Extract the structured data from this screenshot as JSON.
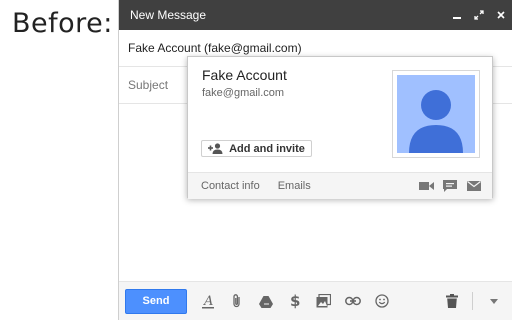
{
  "caption": "Before:",
  "compose": {
    "title": "New Message",
    "to_value": "Fake Account (fake@gmail.com)",
    "subject_placeholder": "Subject",
    "send_label": "Send"
  },
  "hovercard": {
    "name": "Fake Account",
    "email": "fake@gmail.com",
    "add_label": "Add and invite",
    "contact_info_label": "Contact info",
    "emails_label": "Emails"
  },
  "colors": {
    "titlebar": "#404040",
    "send_button": "#4d90fe",
    "avatar_bg": "#a0c0ff",
    "avatar_fg": "#3f6fd8"
  },
  "icons": [
    "minimize-icon",
    "popout-icon",
    "close-icon",
    "format-text-icon",
    "attach-icon",
    "drive-icon",
    "money-icon",
    "photo-icon",
    "link-icon",
    "emoji-icon",
    "trash-icon",
    "more-options-icon",
    "add-person-icon",
    "video-icon",
    "chat-icon",
    "mail-icon"
  ]
}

WRITTEN TASK> Lines that hold "Account" are the ones to copy; find all of them.

PROBLEM SOLUTION>
    "to_value": "Fake Account (fake@gmail.com)",
    "name": "Fake Account",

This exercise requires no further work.